The National Association of Disability Examiners (NADE) welcomes the opportunity to comment on the Advanced Notice of Proposed Rulemaking (ANPRM). NADE applauds the Social Security Administration’s efforts to adapt program policies to reflective of current evaluation and treatment of pain.
An established impairment that can cause pain and in turn functional limitation is the hallmark of the SSA (Social Security Administration) disability process. Pain as a symptom is difficult to assess due to the very subjective nature of the symptom.
Many decisions focus on chronic pain syndromes and syndromes of central sensitization. These syndromes must have an impairment as a foundation.
The chronology of longitudinal pain care needs to have an integral part in the decision process. Documented ongoing care for pain management lends consistency to alleged functional limitations relative to the impairment assessed.
The VAS (visual analog scale) is a well-established tool to assess pain. Utilized in most clinics, EDs and hospital settings. Though still based upon subjective report, a standardization is present in reporting. Subspecialties like Rheumatology have scales that assess disease severity and function. However, these are difficult to use and the non-familiar reviewer may find difficulty in interpreting them. The chosen scale should be easily accessible for use and have facility in assessment.
By nature, acute pain though initially severe, would not last for 12 continuous months. Nociceptive pain by definition does not typically last more than 12 weeks. Nociceptive pain is present in acute conditions/injuries. Nociceptive pain is typically short term and does not have extended impact upon an individual’s function.
Chronic pain is reflective of biochemical changes within the brain and nervous system. A 2015 study identified over 50 million individuals living with chronic pain. Annual costs for treatment and lost work near 700 billion dollars per year. Treatments designed to interrupt those pathways often take time for realization of improved perceived pain. The utilization of care modalities including cognitive behavioral therapy (CBT) serve as adjunct to improve outcomes. Depression is also often factorial in chronic pain syndromes affecting the severity, chronicity and long-term functional impact. Treatment of co-morbid depression is integral in individuals with chronic pain. .
Neuropathic pain is present in multiple chronic conditions (Multiple sclerosis, Diabetes Mellitus for example). Neuropathic pain can occur is response to injury leading to Complex Regional Pain Syndrome (CRPS). Chemotherapy and other toxins often lead to persistent neuropathic pain well after successful treatments have completed. This type of pain has the potential for the most long-term limitations and needs consideration accordingly.
Treatment of chronic pain has evolved to integrated approaches. Medications, physiotherapy, physical therapy, behavioral therapy, nutrition and naturopathic care together have roles in improving outcomes.
Outcomes measured by subjective reports of decreased pain and improved function are crucial. Regardless of which modality prescribed, symptom and functional improvement are the hallmarks to assess successful treatment. In our decision process, improved functionality is key vs. the modalities of care administered to the individual.

=== TASK DESCRIPTION ===
Summarize the comment on pain evaluation in two sentences.

=== DATA UNDER STUDY ===
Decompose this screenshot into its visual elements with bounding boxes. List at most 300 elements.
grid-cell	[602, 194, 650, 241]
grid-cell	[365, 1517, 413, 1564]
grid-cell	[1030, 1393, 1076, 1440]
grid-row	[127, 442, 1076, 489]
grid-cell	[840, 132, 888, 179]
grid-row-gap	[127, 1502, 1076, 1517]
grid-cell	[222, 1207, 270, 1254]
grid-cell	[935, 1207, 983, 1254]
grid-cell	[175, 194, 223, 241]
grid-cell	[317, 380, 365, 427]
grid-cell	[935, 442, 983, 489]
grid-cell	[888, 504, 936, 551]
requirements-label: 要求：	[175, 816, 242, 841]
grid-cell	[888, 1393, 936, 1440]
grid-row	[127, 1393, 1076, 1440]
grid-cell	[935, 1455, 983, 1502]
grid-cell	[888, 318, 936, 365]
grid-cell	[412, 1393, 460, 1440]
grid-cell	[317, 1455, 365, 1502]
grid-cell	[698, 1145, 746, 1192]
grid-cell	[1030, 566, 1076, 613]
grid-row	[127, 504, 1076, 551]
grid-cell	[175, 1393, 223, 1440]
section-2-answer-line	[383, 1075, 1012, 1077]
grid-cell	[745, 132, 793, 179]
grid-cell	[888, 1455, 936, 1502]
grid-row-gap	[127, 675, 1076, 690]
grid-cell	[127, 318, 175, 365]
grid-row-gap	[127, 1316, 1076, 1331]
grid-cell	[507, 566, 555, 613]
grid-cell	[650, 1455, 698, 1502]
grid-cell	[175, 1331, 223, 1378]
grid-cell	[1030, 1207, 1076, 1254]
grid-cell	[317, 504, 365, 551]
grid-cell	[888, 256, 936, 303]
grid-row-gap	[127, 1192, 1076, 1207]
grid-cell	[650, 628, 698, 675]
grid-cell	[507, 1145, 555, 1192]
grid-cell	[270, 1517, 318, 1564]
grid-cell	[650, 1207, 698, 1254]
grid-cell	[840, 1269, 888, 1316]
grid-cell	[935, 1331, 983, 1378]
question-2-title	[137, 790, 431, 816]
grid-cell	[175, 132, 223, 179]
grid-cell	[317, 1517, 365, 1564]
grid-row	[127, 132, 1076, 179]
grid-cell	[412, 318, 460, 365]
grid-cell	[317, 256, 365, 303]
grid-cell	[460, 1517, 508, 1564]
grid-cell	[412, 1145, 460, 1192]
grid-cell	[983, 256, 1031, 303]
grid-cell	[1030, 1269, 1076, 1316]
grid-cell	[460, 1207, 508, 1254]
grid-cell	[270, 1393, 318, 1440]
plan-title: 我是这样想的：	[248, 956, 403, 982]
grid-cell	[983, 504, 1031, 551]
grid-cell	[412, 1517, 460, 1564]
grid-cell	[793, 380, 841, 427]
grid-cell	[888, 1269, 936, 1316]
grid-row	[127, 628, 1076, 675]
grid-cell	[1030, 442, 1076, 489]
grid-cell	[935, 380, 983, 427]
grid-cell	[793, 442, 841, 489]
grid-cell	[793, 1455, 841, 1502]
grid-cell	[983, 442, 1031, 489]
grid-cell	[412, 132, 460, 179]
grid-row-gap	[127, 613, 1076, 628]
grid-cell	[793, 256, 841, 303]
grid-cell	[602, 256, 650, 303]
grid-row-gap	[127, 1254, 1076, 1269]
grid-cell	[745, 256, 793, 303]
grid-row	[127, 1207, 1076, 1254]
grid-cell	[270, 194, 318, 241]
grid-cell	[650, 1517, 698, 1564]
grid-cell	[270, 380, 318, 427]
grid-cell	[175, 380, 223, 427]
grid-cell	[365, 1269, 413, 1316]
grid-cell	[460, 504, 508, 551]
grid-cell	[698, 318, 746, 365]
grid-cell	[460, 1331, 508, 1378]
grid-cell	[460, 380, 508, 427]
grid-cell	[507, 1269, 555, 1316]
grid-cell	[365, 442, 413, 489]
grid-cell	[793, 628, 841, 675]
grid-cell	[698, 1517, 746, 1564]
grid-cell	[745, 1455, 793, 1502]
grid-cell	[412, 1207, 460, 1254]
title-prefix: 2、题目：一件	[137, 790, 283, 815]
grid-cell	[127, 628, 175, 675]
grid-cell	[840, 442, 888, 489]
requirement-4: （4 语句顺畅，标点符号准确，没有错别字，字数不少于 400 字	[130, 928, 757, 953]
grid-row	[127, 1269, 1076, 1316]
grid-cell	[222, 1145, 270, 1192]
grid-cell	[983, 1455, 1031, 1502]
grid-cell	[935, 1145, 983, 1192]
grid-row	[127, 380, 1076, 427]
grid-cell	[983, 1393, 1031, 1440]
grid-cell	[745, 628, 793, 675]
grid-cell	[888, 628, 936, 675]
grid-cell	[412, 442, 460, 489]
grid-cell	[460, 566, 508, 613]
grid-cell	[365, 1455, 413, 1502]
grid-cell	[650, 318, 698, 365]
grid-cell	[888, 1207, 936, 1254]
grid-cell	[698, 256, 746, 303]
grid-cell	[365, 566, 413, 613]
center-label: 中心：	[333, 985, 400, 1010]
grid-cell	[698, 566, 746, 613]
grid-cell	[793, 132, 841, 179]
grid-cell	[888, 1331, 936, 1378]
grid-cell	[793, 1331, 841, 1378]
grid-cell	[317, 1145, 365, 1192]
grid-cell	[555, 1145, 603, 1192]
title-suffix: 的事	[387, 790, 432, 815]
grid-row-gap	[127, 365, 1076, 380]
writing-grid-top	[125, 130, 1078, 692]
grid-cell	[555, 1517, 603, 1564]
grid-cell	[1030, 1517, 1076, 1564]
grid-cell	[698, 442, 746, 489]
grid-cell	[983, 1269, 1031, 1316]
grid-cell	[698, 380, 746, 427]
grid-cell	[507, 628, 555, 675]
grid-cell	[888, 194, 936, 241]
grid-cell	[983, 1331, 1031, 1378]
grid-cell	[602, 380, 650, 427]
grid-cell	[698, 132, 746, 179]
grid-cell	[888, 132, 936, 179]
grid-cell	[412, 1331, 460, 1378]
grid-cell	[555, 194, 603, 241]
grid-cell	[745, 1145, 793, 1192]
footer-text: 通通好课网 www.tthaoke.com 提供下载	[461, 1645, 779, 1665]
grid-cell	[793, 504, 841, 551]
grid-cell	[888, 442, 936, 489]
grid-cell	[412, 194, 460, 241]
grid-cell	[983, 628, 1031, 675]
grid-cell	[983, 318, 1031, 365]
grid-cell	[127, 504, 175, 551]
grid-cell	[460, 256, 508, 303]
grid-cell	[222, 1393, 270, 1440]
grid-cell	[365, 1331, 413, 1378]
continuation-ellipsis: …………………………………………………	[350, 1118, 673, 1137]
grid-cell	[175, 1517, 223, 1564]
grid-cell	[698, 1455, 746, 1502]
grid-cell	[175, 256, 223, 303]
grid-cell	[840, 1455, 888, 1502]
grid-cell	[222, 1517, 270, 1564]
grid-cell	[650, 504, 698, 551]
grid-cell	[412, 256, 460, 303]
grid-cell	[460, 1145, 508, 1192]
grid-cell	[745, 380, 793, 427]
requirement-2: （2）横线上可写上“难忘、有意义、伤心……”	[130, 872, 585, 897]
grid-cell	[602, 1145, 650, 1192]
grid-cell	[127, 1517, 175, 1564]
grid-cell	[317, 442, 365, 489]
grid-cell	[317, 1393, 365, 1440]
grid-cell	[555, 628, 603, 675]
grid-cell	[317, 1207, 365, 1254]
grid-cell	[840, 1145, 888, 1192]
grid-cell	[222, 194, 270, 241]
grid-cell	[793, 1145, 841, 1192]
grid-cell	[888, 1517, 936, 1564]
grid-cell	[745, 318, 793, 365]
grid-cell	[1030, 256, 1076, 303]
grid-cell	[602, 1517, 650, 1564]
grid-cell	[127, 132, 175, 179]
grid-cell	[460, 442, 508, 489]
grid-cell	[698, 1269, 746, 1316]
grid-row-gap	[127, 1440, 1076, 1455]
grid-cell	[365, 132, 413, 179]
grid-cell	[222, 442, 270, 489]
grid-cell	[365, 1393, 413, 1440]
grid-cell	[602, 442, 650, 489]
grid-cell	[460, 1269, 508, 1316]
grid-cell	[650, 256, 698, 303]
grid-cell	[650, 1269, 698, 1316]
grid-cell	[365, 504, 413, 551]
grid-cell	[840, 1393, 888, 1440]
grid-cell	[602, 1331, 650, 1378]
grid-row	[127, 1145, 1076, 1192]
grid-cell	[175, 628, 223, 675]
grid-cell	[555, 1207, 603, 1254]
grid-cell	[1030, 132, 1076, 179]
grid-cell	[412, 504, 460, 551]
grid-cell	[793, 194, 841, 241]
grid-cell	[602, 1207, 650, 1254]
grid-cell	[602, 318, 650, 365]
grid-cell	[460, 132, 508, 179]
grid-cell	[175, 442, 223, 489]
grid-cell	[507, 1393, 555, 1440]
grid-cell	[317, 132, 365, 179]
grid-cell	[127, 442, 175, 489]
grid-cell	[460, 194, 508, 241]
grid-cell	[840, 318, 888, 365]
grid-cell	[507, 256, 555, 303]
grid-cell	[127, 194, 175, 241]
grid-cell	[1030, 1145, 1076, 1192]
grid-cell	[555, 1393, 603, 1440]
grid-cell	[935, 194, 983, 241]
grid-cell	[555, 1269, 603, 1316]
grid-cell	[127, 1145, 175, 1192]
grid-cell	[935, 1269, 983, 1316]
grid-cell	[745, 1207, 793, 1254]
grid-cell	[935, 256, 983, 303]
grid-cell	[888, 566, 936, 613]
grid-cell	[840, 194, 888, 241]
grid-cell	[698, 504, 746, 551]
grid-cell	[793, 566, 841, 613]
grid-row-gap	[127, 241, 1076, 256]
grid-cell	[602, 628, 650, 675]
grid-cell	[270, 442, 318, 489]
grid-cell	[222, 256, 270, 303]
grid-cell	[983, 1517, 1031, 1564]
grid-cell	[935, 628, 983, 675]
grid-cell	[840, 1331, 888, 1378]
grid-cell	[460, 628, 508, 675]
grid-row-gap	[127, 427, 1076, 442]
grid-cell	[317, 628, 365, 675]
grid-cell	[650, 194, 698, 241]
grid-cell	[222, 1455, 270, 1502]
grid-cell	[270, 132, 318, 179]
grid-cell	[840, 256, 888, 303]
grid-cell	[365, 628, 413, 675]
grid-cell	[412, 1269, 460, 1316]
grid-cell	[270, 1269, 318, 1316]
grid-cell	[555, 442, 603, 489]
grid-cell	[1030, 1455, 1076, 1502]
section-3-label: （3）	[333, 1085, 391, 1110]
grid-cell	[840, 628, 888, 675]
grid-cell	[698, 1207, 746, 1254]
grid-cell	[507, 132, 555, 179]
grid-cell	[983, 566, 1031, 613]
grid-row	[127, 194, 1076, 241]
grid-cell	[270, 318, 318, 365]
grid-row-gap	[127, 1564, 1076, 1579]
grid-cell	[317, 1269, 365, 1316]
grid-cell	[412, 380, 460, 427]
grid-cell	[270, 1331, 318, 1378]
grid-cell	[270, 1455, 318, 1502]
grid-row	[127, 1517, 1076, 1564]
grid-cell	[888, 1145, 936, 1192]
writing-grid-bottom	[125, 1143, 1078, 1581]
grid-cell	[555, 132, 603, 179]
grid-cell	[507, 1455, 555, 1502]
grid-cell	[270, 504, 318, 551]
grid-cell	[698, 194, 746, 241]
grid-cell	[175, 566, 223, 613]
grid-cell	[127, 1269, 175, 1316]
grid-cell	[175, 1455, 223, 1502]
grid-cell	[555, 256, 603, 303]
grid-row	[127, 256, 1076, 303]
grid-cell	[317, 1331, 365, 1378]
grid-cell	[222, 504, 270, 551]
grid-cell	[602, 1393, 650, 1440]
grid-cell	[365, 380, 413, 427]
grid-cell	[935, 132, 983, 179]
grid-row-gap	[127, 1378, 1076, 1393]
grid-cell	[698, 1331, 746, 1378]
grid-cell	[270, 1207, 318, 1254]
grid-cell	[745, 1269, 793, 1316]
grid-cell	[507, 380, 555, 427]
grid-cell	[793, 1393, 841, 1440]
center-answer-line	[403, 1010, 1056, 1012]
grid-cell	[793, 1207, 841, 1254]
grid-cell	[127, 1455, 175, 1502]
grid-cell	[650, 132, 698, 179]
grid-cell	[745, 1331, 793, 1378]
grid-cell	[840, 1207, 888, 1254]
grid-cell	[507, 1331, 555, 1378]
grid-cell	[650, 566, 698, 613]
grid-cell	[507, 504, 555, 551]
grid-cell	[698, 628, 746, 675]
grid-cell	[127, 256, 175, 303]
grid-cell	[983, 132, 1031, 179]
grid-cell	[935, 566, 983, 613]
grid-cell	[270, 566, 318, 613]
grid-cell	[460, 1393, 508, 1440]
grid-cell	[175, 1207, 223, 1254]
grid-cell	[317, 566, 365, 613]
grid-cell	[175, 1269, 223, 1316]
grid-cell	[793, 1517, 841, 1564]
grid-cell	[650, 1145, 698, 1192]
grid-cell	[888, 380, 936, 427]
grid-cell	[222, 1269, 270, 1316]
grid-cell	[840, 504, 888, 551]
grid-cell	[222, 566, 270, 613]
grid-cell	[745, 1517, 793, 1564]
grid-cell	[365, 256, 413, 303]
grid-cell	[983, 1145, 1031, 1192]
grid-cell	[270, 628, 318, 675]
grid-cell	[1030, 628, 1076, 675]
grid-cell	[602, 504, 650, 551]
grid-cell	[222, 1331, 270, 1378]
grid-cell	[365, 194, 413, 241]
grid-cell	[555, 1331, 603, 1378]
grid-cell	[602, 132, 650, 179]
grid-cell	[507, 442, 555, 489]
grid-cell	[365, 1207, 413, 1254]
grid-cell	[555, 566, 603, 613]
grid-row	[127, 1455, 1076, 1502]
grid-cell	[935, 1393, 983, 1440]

=== ANSWER SECTION ===
The National Association of Disability Examiners welcomes the Social Security Administration's effort to update its policies on evaluating pain, stressing that pain must rest on an established impairment and that documented ongoing pain care and a standardized, easily accessible scale such as the visual analog scale support assessment. It distinguishes short-term nociceptive pain from chronic and neuropathic pain, notes that chronic pain is treated with integrated approaches that include treating co-morbid depression, and holds that improved function, rather than the type of care given, is key in decisions.